- Exercise
Among the entries that follow, find the lines holding "place" and say how many there are, with no other words.
Entries supplied section start
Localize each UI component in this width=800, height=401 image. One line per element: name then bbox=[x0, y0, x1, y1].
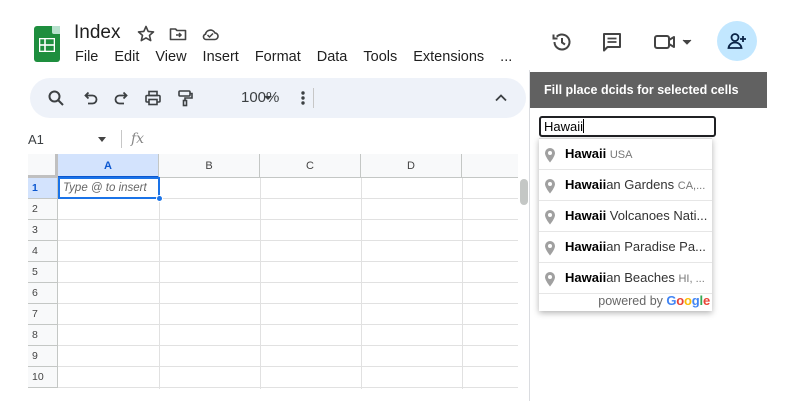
column-header-e[interactable]: E bbox=[462, 154, 518, 178]
version-history-icon[interactable] bbox=[549, 29, 575, 55]
table-row[interactable] bbox=[58, 367, 518, 388]
menu-format[interactable]: Format bbox=[255, 49, 301, 65]
more-options-icon[interactable] bbox=[293, 88, 313, 108]
add-person-icon bbox=[727, 33, 746, 49]
table-row[interactable] bbox=[58, 304, 518, 325]
suggestion-item[interactable]: Hawaiian Beaches HI, ... bbox=[539, 263, 712, 294]
row-header-7[interactable]: 7 bbox=[28, 304, 58, 325]
autocomplete-dropdown: Hawaii USA Hawaiian Gardens CA,... Hawai… bbox=[539, 138, 712, 311]
scrollbar-thumb[interactable] bbox=[520, 179, 528, 205]
comments-icon[interactable] bbox=[599, 29, 625, 55]
column-divider bbox=[462, 178, 463, 389]
menu-insert[interactable]: Insert bbox=[203, 49, 239, 65]
document-title[interactable]: Index bbox=[74, 22, 120, 44]
row-header-8[interactable]: 8 bbox=[28, 325, 58, 346]
column-divider bbox=[260, 178, 261, 389]
sidebar-title: Fill place dcids for selected cells bbox=[530, 72, 767, 108]
cloud-saved-icon[interactable] bbox=[200, 24, 220, 44]
map-pin-icon bbox=[545, 148, 555, 163]
name-box[interactable]: A1 bbox=[28, 132, 44, 147]
map-pin-icon bbox=[545, 272, 555, 287]
fx-icon: fx bbox=[131, 131, 145, 147]
share-button[interactable] bbox=[717, 21, 757, 61]
print-icon[interactable] bbox=[143, 88, 163, 108]
place-search-input[interactable]: Hawaii bbox=[539, 116, 716, 137]
row-header-10[interactable]: 10 bbox=[28, 367, 58, 388]
collapse-menus-icon[interactable] bbox=[491, 88, 511, 108]
menu-extensions[interactable]: Extensions bbox=[413, 49, 484, 65]
paint-format-icon[interactable] bbox=[175, 88, 195, 108]
column-header-b[interactable]: B bbox=[159, 154, 260, 178]
column-divider bbox=[361, 178, 362, 389]
map-pin-icon bbox=[545, 179, 555, 194]
map-pin-icon bbox=[545, 210, 555, 225]
vertical-scrollbar[interactable] bbox=[518, 177, 528, 389]
row-header-6[interactable]: 6 bbox=[28, 283, 58, 304]
suggestion-item[interactable]: Hawaii USA bbox=[539, 139, 712, 170]
fill-handle[interactable] bbox=[156, 195, 163, 202]
menu-file[interactable]: File bbox=[75, 49, 98, 65]
zoom-dropdown-icon[interactable] bbox=[258, 88, 278, 108]
formula-separator bbox=[121, 130, 122, 148]
suggestion-item[interactable]: Hawaii Volcanoes Nati... bbox=[539, 201, 712, 232]
menu-data[interactable]: Data bbox=[317, 49, 348, 65]
table-row[interactable] bbox=[58, 283, 518, 304]
table-row[interactable] bbox=[58, 199, 518, 220]
table-row[interactable] bbox=[58, 220, 518, 241]
suggestion-item[interactable]: Hawaiian Gardens CA,... bbox=[539, 170, 712, 201]
menu-edit[interactable]: Edit bbox=[114, 49, 139, 65]
table-row[interactable] bbox=[58, 241, 518, 262]
spreadsheet-grid[interactable]: A B C D E 1 2 3 4 5 6 7 8 9 10 Type @ to… bbox=[28, 154, 518, 389]
menu-tools[interactable]: Tools bbox=[363, 49, 397, 65]
row-header-9[interactable]: 9 bbox=[28, 346, 58, 367]
column-header-c[interactable]: C bbox=[260, 154, 361, 178]
table-row[interactable] bbox=[58, 346, 518, 367]
column-header-d[interactable]: D bbox=[361, 154, 462, 178]
place-dcid-sidebar: Fill place dcids for selected cells Hawa… bbox=[529, 70, 800, 401]
suggestion-item[interactable]: Hawaiian Paradise Pa... bbox=[539, 232, 712, 263]
row-header-4[interactable]: 4 bbox=[28, 241, 58, 262]
name-box-dropdown-icon[interactable] bbox=[98, 137, 106, 142]
column-header-a[interactable]: A bbox=[58, 154, 159, 178]
row-header-2[interactable]: 2 bbox=[28, 199, 58, 220]
map-pin-icon bbox=[545, 241, 555, 256]
table-row[interactable] bbox=[58, 325, 518, 346]
row-header-3[interactable]: 3 bbox=[28, 220, 58, 241]
star-icon[interactable] bbox=[136, 24, 156, 44]
text-caret bbox=[583, 119, 585, 133]
search-menus-icon[interactable] bbox=[46, 88, 66, 108]
toolbar-separator bbox=[313, 88, 314, 108]
redo-icon[interactable] bbox=[112, 88, 132, 108]
google-logo: Google bbox=[666, 293, 710, 308]
active-cell-a1[interactable]: Type @ to insert bbox=[58, 177, 160, 199]
sheets-logo-icon[interactable] bbox=[34, 26, 60, 62]
column-divider bbox=[159, 178, 160, 389]
menu-bar: File Edit View Insert Format Data Tools … bbox=[75, 49, 528, 65]
search-input-value: Hawaii bbox=[544, 119, 584, 134]
row-header-1[interactable]: 1 bbox=[28, 178, 58, 199]
move-folder-icon[interactable] bbox=[168, 24, 188, 44]
menu-more[interactable]: ... bbox=[500, 49, 512, 65]
powered-by-google: powered by Google bbox=[598, 293, 710, 308]
table-row[interactable] bbox=[58, 262, 518, 283]
undo-icon[interactable] bbox=[80, 88, 100, 108]
select-all-corner[interactable] bbox=[28, 154, 58, 178]
menu-view[interactable]: View bbox=[155, 49, 186, 65]
meet-call-button[interactable] bbox=[653, 29, 697, 55]
row-header-5[interactable]: 5 bbox=[28, 262, 58, 283]
toolbar: 100% bbox=[30, 78, 526, 118]
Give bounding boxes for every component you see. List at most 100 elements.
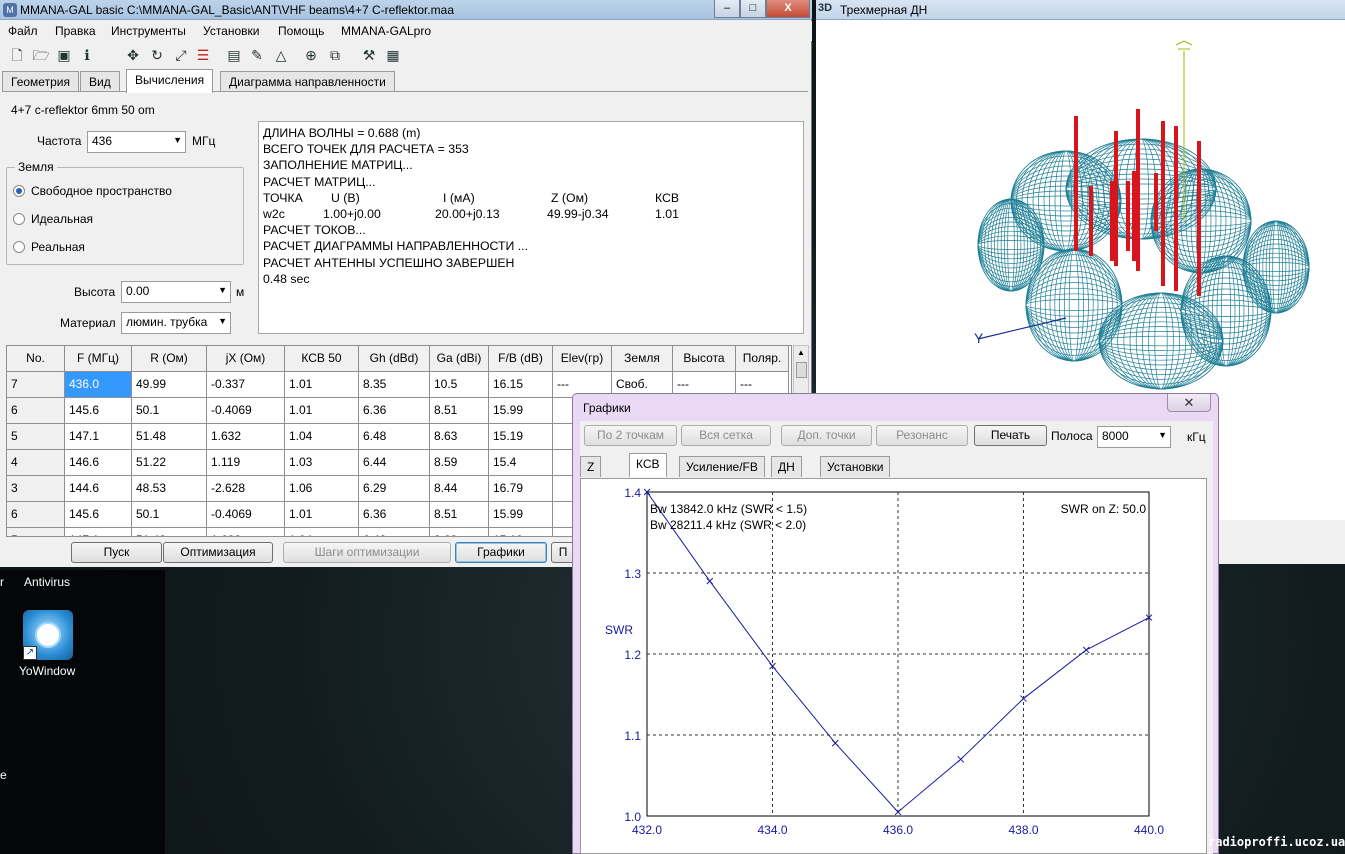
info-icon[interactable]: ℹ	[78, 46, 96, 64]
table-cell[interactable]: 6	[7, 502, 65, 528]
table-cell[interactable]: 1.01	[285, 502, 359, 528]
tab-gain-fb[interactable]: Усиление/FB	[679, 456, 765, 477]
table-header-cell[interactable]: КСВ 50	[285, 346, 359, 372]
radio-real[interactable]: Реальная	[13, 240, 85, 254]
table-cell[interactable]: 50.1	[132, 502, 207, 528]
table-cell[interactable]: 1.01	[285, 372, 359, 398]
table-cell[interactable]: 51.48	[132, 424, 207, 450]
height-combo[interactable]: 0.00 ▼	[121, 281, 231, 303]
save-icon[interactable]: ▣	[55, 46, 73, 64]
table-cell[interactable]: 3	[7, 476, 65, 502]
minimize-button[interactable]: –	[714, 0, 740, 18]
open-folder-icon[interactable]: 🗁	[32, 46, 50, 64]
table-cell[interactable]: 6.36	[359, 398, 430, 424]
table-cell[interactable]: 6.29	[359, 476, 430, 502]
resonance-button[interactable]: Резонанс	[876, 425, 968, 446]
target-icon[interactable]: ⊕	[302, 46, 320, 64]
triangle-icon[interactable]: △	[272, 46, 290, 64]
table-cell[interactable]: 15.19	[489, 424, 553, 450]
material-combo[interactable]: люмин. трубка ▼	[121, 312, 231, 334]
print-button[interactable]: Печать	[974, 425, 1047, 446]
tools-icon[interactable]: ⚒	[360, 46, 378, 64]
table-cell[interactable]: 147.1	[65, 424, 132, 450]
menu-mmana-pro[interactable]: MMANA-GALpro	[341, 24, 431, 38]
tab-radiation-pattern[interactable]: Диаграмма направленности	[220, 71, 395, 92]
table-cell[interactable]: 10.5	[430, 372, 489, 398]
table-cell[interactable]: 145.6	[65, 502, 132, 528]
table-cell[interactable]: 48.53	[132, 476, 207, 502]
table-cell[interactable]: -0.337	[207, 372, 285, 398]
table-cell[interactable]: 15.99	[489, 502, 553, 528]
table-cell-selected[interactable]: 436.0	[65, 372, 132, 398]
split-icon[interactable]: ☰	[194, 46, 212, 64]
table-cell[interactable]: 146.6	[65, 450, 132, 476]
move-icon[interactable]: ✥	[124, 46, 142, 64]
table-cell[interactable]: 8.35	[359, 372, 430, 398]
table-header-cell[interactable]: Ga (dBi)	[430, 346, 489, 372]
optimization-steps-button[interactable]: Шаги оптимизации	[283, 542, 451, 563]
table-header-cell[interactable]: Поляр.	[736, 346, 789, 372]
tab-settings[interactable]: Установки	[820, 456, 891, 477]
scroll-up-icon[interactable]: ▲	[794, 346, 808, 360]
table-cell[interactable]: 1.06	[285, 476, 359, 502]
table-cell[interactable]: 1.04	[285, 424, 359, 450]
table-cell[interactable]: 144.6	[65, 476, 132, 502]
tab-swr[interactable]: КСВ	[629, 453, 667, 477]
table-cell[interactable]: 8.59	[430, 450, 489, 476]
optimize-button[interactable]: Оптимизация	[163, 542, 273, 563]
table-cell[interactable]: -0.4069	[207, 502, 285, 528]
page-icon[interactable]: ▤	[225, 46, 243, 64]
calculator-icon[interactable]: ▦	[384, 46, 402, 64]
table-cell[interactable]: 5	[7, 424, 65, 450]
tab-calculations[interactable]: Вычисления	[126, 69, 214, 93]
desktop-label-yowindow[interactable]: YoWindow	[19, 664, 75, 678]
table-cell[interactable]: 6.48	[359, 528, 430, 536]
menu-file[interactable]: Файл	[8, 24, 38, 38]
table-header-cell[interactable]: Земля	[612, 346, 673, 372]
pen-icon[interactable]: ✎	[248, 46, 266, 64]
table-cell[interactable]: 49.99	[132, 372, 207, 398]
table-cell[interactable]: 1.04	[285, 528, 359, 536]
table-cell[interactable]: 16.79	[489, 476, 553, 502]
new-file-icon[interactable]: 🗋	[8, 46, 26, 64]
table-cell[interactable]: 16.15	[489, 372, 553, 398]
table-cell[interactable]: 6.36	[359, 502, 430, 528]
table-cell[interactable]: 50.1	[132, 398, 207, 424]
yowindow-icon[interactable]: ↗	[23, 610, 73, 660]
scale-icon[interactable]: ⤢	[172, 46, 190, 64]
table-header-cell[interactable]: Высота	[673, 346, 736, 372]
close-button[interactable]: X	[766, 0, 810, 18]
tab-z[interactable]: Z	[580, 456, 602, 477]
table-cell[interactable]: 8.63	[430, 424, 489, 450]
desktop-label-antivirus[interactable]: Antivirus	[24, 575, 70, 589]
scroll-thumb[interactable]	[796, 362, 807, 378]
table-cell[interactable]: 145.6	[65, 398, 132, 424]
table-cell[interactable]: 1.632	[207, 424, 285, 450]
tab-view[interactable]: Вид	[80, 71, 120, 92]
extra-points-button[interactable]: Доп. точки	[781, 425, 872, 446]
table-header-cell[interactable]: R (Ом)	[132, 346, 207, 372]
menu-tools[interactable]: Инструменты	[111, 24, 186, 38]
table-cell[interactable]: 6.48	[359, 424, 430, 450]
table-cell[interactable]: 7	[7, 372, 65, 398]
table-cell[interactable]: 1.119	[207, 450, 285, 476]
main-titlebar[interactable]: M MMANA-GAL basic C:\MMANA-GAL_Basic\ANT…	[0, 0, 812, 20]
table-cell[interactable]: 51.22	[132, 450, 207, 476]
by-2-points-button[interactable]: По 2 точкам	[584, 425, 677, 446]
table-cell[interactable]: 15.99	[489, 398, 553, 424]
table-cell[interactable]: 1.03	[285, 450, 359, 476]
table-cell[interactable]: 8.51	[430, 502, 489, 528]
table-cell[interactable]: 8.44	[430, 476, 489, 502]
calculation-log[interactable]: ДЛИНА ВОЛНЫ = 0.688 (m) ВСЕГО ТОЧЕК ДЛЯ …	[258, 121, 804, 334]
table-header-cell[interactable]: jX (Ом)	[207, 346, 285, 372]
tab-pattern[interactable]: ДН	[771, 456, 802, 477]
table-cell[interactable]: 147.1	[65, 528, 132, 536]
table-cell[interactable]: 1.01	[285, 398, 359, 424]
table-header-cell[interactable]: No.	[7, 346, 65, 372]
table-cell[interactable]: 51.48	[132, 528, 207, 536]
table-cell[interactable]: 4	[7, 450, 65, 476]
pattern-3d-titlebar[interactable]: 3D Трехмерная ДН	[816, 0, 1345, 20]
radio-free-space[interactable]: Свободное пространство	[13, 184, 172, 198]
rotate-icon[interactable]: ↻	[148, 46, 166, 64]
menu-help[interactable]: Помощь	[278, 24, 324, 38]
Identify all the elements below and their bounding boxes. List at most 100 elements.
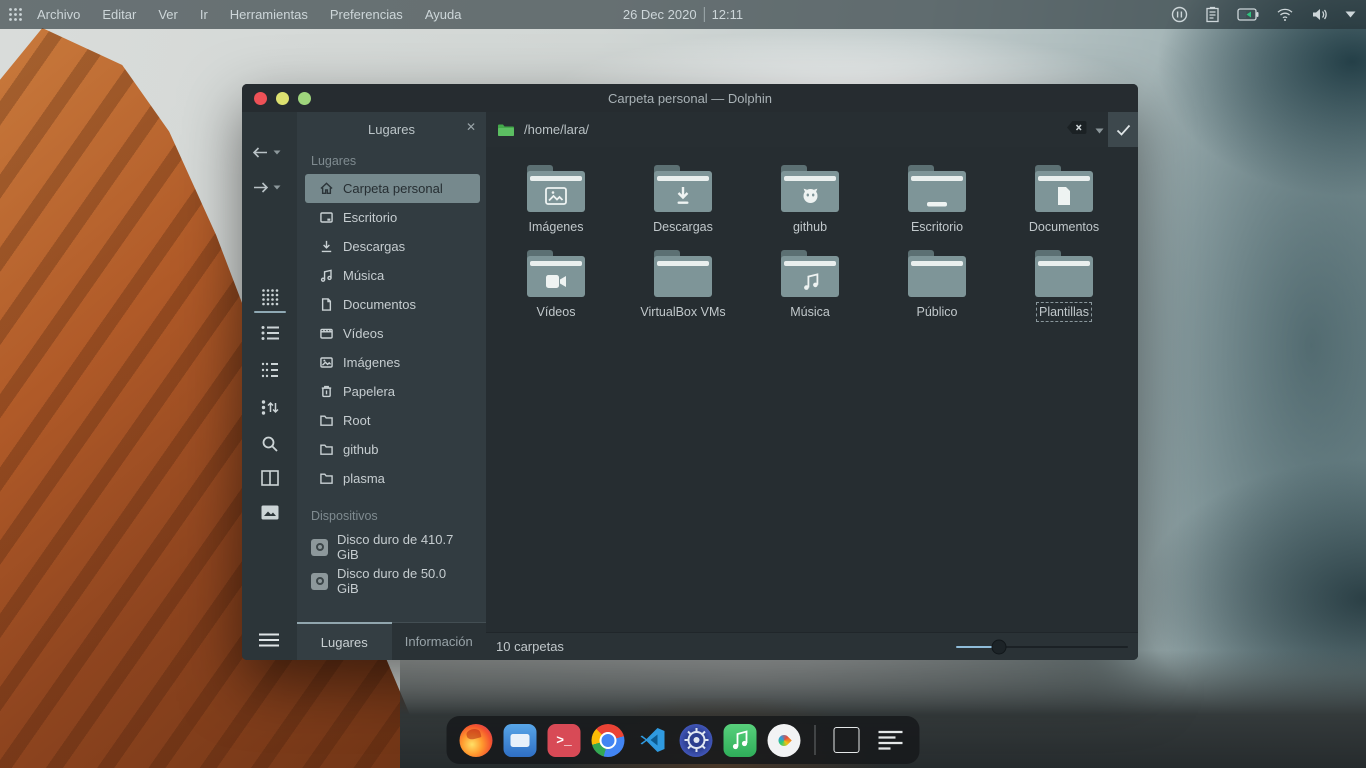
Entries supplied section end
- Answer to the exercise
3